* EXERCISE TASK
Go through the records and copy each line where the word "エから選び" occurs.

* EXERCISE DATA
--

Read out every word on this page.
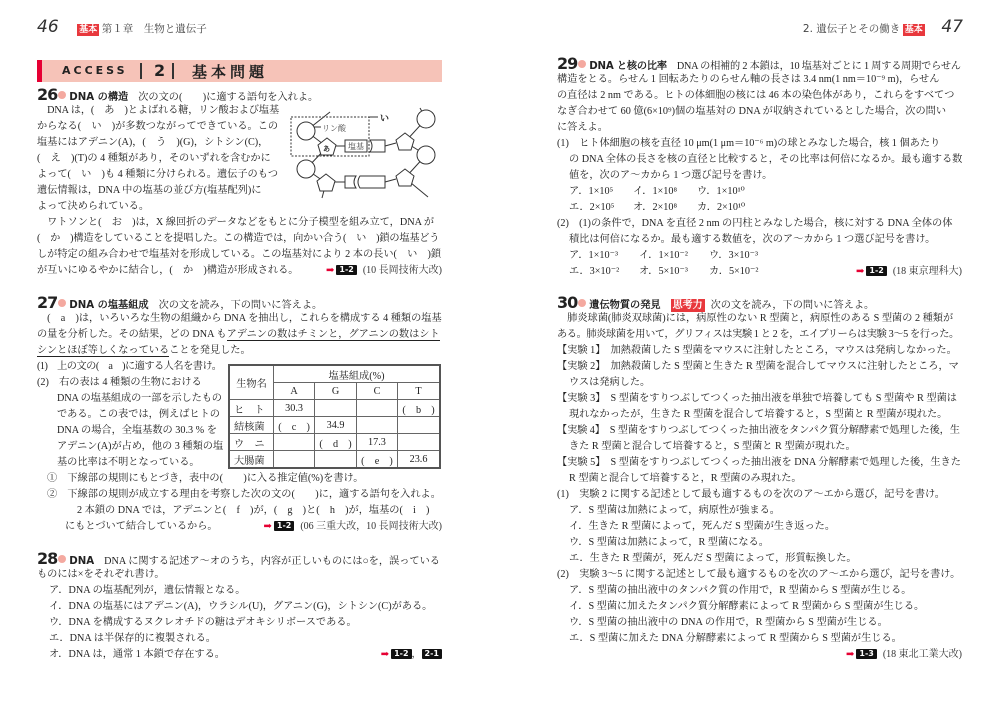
46 基本 第１章　生物と遺伝子	2. 遺伝子とその働き 基本 47
ACCESS 2 基本問題
26 DNA の構造 次の文の(　　)に適する語句を入れよ。
　DNA は，(　あ　)とよばれる糖，リン酸および塩基
からなる(　い　)が多数つながってできている。この
塩基にはアデニン(A)，(　う　)(G)，シトシン(C)，
(　え　)(T)の 4 種類があり，そのいずれを含むかに
よって(　い　)も 4 種類に分けられる。遺伝子のもつ
遺伝情報は，DNA 中の塩基の並び方(塩基配列)に
よって決められている。
　ワトソンと(　お　)は，X 線回折のデータなどをもとに分子模型を組み立て，DNA が
(　か　)構造をしていることを提唱した。この構造では，向かい合う(　い　)鎖の塩基どう
しが特定の組み合わせで塩基対を形成している。この塩基対により 2 本の長い(　い　)鎖
が互いにゆるやかに結合し，(　か　)構造が形成される。	➡ 1-2 (10 長岡技術大改)
リン酸
塩基
あ
い
27 DNA の塩基組成 次の文を読み，下の問いに答えよ。
　(　a　)は，いろいろな生物の組織から DNA を抽出し，これらを構成する 4 種類の塩基
の量を分析した。その結果，どの DNA もアデニンの数はチミンと，グアニンの数はシト
シンとほぼ等しくなっていることを発見した。
(1)　上の文の(　a　)に適する人名を書け。
(2)　右の表は 4 種類の生物における
DNA の塩基組成の一部を示したもの
である。この表では，例えばヒトの
DNA の場合，全塩基数の 30.3 % を
アデニン(A)が占め，他の 3 種類の塩
基の比率は不明となっている。
①　下線部の規則にもとづき，表中の(　　)に入る推定値(%)を書け。
②　下線部の規則が成立する理由を考察した次の文の(　　)に，適する語句を入れよ。
2 本鎖の DNA では，アデニンと(　f　)が，(　g　)と(　h　)が，塩基の(　i　)
にもとづいて結合しているから。	➡ 1-2 (06 三重大改，10 長岡技術大改)
生物名	塩基組成(%)			
	A	G	C	T
ヒ　ト	30.3			(　b　)
結核菌	(　c　)	34.9		
ウ　ニ		(　d　)	17.3	
大腸菌			(　e　)	23.6
28 DNA DNA に関する記述ア～オのうち，内容が正しいものには○を，誤っている
ものには×をそれぞれ書け。
ア．DNA の塩基配列が，遺伝情報となる。
イ．DNA の塩基にはアデニン(A)，ウラシル(U)，グアニン(G)，シトシン(C)がある。
ウ．DNA を構成するヌクレオチドの糖はデオキシリボースである。
エ．DNA は半保存的に複製される。
オ．DNA は，通常 1 本鎖で存在する。	➡ 1-2 ， 2-1
29 DNA と核の比率 DNA の相補的 2 本鎖は，10 塩基対ごとに 1 周する周期でらせん
構造をとる。らせん 1 回転あたりのらせん軸の長さは 3.4 nm(1 nm＝10⁻⁹ m)，らせん
の直径は 2 nm である。ヒトの体細胞の核には 46 本の染色体があり，これらをすべてつ
なぎ合わせて 60 億(6×10⁹)個の塩基対の DNA が収納されているとした場合，次の問い
に答えよ。
(1)　ヒト体細胞の核を直径 10 μm(1 μm＝10⁻⁶ m)の球とみなした場合，核 1 個あたり
の DNA 全体の長さを核の直径と比較すると，その比率は何倍になるか。最も適する数
値を，次のア～カから 1 つ選び記号を書け。
ア．1×10⁵	イ．1×10⁸	ウ．1×10¹⁰
エ．2×10⁵	オ．2×10⁸	カ．2×10¹⁰
(2)　(1)の条件で，DNA を直径 2 nm の円柱とみなした場合，核に対する DNA 全体の体
積比は何倍になるか。最も適する数値を，次のア～カから 1 つ選び記号を書け。
ア．1×10⁻³	イ．1×10⁻²	ウ．3×10⁻³
エ．3×10⁻²	オ．5×10⁻³	カ．5×10⁻²	➡ 1-2 (18 東京理科大)
30 遺伝物質の発見 思考力 次の文を読み，下の問いに答えよ。
　肺炎球菌(肺炎双球菌)には，病原性のない R 型菌と，病原性のある S 型菌の 2 種類が
ある。肺炎球菌を用いて，グリフィスは実験 1 と 2 を，エイブリーらは実験 3～5 を行った。
【実験 1】　加熱殺菌した S 型菌をマウスに注射したところ，マウスは発病しなかった。
【実験 2】　加熱殺菌した S 型菌と生きた R 型菌を混合してマウスに注射したところ，マ
ウスは発病した。
【実験 3】　S 型菌をすりつぶしてつくった抽出液を単独で培養しても S 型菌や R 型菌は
現れなかったが，生きた R 型菌を混合して培養すると，S 型菌と R 型菌が現れた。
【実験 4】　S 型菌をすりつぶしてつくった抽出液をタンパク質分解酵素で処理した後，生
きた R 型菌と混合して培養すると，S 型菌と R 型菌が現れた。
【実験 5】　S 型菌をすりつぶしてつくった抽出液を DNA 分解酵素で処理した後，生きた
R 型菌と混合して培養すると，R 型菌のみ現れた。
(1)　実験 2 に関する記述として最も適するものを次のア～エから選び，記号を書け。
ア．S 型菌は加熱によって，病原性が強まる。
イ．生きた R 型菌によって，死んだ S 型菌が生き返った。
ウ．S 型菌は加熱によって，R 型菌になる。
エ．生きた R 型菌が，死んだ S 型菌によって，形質転換した。
(2)　実験 3～5 に関する記述として最も適するものを次のア～エから選び，記号を書け。
ア．S 型菌の抽出液中のタンパク質の作用で，R 型菌から S 型菌が生じる。
イ．S 型菌に加えたタンパク質分解酵素によって R 型菌から S 型菌が生じる。
ウ．S 型菌の抽出液中の DNA の作用で，R 型菌から S 型菌が生じる。
エ．S 型菌に加えた DNA 分解酵素によって R 型菌から S 型菌が生じる。
➡ 1-3 (18 東北工業大改)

--

* THE ANSWER
(1)　実験 2 に関する記述として最も適するものを次のア～エから選び，記号を書け。
(2)　実験 3～5 に関する記述として最も適するものを次のア～エから選び，記号を書け。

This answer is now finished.